▸ **Source text**:
####

Not satisfied? Keep making changes! Every new push to the feature branch on your personal fork will trigger another rebuild, and an updated preview. The preview will be deleted if and when the PR is closed or merged.
Building on the Pythia Binder
Note
By default, notebooks are executed on the free GitHub Actions service. This works fine for most lightweight Cookbooks. If your book is building and publishing succesfully, you can safely ignore this section!
For Cookbooks with substantial compute requirements, you have the option of routing notebook execution to a specialized Binder service maintained by the Project Pythia team.
Here’s how:
Edit your
_config.yml
in the root of your repo.Change the field
execute_notebooks
fromcache
tobinder
.Commit that change and open a Pull Request to your main branch.
That will trigger a build and preview as usual, but the notebook execution will happen on the Binder.
If all is well, merge the changes, and all further builds will work this way.
Note
The Binder uses your environment.yml
file to create an image of an execution environment, which is stored for reuse. The time to execute your notebooks can vary, depending on whether the Binder needs to build a new image or not.
Publish your Cookbook on the Pythia Gallery
Once you’re happy with your content and your Cookbook is building and deploying properly, it’s time to think about submiting it for inclusion in the Cookbook Gallery!
Note
Cookbooks don’t need to be “finished” in order to accepted in the Gallery! Cookbooks are typically accepted so long as they run cleanly, are free of obvious errors, and have some relevant new content.
Cookbooks are meant to be living documents. We encourage authors to open GitHub issues to track progress on adding and updating content.
At this stage, there are a few more steps to get things ready to go.
Generate a DOI
Once all the above steps are complete and your CITATION.cff
file is correct, you are ready to “release” a tagged version of your book and generate your first DOI. We’ve tried to make this as painless as possible, but there are a few more steps to take initially.
As always, reach out to a Pythia team member for help with any of these steps!
Go to zenodo.org and log in. If you have never used Zenodo, you will need to create an account. We recommend authenticating through GitHub.
Once logged in to Zenodo, under “My account”, click on “GitHub”.
You will see a long list of GitHub repositories, both your personal repos as well as the ProjectPythia repos.

####

Document structure recognition data
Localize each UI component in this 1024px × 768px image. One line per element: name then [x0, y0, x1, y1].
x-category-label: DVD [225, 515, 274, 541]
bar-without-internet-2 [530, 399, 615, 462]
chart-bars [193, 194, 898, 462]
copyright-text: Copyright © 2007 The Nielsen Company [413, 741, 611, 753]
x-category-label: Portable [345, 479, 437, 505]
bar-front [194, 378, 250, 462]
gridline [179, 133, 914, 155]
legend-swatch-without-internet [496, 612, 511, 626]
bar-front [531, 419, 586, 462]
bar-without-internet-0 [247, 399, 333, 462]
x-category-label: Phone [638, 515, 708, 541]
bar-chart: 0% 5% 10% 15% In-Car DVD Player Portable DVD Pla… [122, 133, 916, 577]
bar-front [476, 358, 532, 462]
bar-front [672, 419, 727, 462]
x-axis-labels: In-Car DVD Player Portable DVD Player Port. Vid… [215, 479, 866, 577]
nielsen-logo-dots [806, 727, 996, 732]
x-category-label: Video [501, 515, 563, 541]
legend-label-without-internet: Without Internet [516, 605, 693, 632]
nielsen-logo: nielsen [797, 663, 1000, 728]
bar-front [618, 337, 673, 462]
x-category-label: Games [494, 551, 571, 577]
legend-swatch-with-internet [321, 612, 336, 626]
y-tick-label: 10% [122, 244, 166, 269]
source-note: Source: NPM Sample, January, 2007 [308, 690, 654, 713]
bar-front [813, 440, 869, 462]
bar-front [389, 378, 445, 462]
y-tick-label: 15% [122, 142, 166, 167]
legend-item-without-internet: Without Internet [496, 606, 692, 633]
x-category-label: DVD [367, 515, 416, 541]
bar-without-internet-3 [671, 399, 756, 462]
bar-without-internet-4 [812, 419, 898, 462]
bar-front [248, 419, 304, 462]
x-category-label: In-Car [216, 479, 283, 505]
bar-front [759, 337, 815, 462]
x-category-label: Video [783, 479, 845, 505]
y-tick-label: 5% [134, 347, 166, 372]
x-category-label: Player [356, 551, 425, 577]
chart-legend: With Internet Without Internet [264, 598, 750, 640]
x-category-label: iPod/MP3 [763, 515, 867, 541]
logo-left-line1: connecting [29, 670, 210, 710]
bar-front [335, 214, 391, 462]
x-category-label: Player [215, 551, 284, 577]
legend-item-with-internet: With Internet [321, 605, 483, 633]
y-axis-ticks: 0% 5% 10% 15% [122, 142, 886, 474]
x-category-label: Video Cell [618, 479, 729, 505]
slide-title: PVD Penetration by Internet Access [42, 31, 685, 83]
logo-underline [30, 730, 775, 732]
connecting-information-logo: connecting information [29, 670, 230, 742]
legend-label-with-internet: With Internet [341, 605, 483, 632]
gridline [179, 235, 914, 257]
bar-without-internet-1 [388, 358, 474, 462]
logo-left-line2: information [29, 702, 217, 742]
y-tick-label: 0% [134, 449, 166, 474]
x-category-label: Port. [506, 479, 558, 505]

####

▸ **Tasks for this exercise**:
1. Answer these questions using the Cookbook guide:
(a) Where are notebooks executed by default?
(b) Which file does the Binder use to create an image of an execution environment?
(c) Through what service is authentication on Zenodo recommended?
2. Repeat the Cookbook guide word for word from "Not satisfied? Keep" to "Project Pythia team.".
This data comes from a different source than the Cookbook guide.

▸ **Results of the tasks**:
1.
(a) On the free GitHub Actions service.
(b) The environment.yml file.
(c) GitHub.

2.
Not satisfied? Keep making changes! Every new push to the feature branch on your personal fork will trigger another rebuild, and an updated preview. The preview will be deleted if and when the PR is closed or merged.
Building on the Pythia Binder
Note
By default, notebooks are executed on the free GitHub Actions service. This works fine for most lightweight Cookbooks. If your book is building and publishing succesfully, you can safely ignore this section!
For Cookbooks with substantial compute requirements, you have the option of routing notebook execution to a specialized Binder service maintained by the Project Pythia team.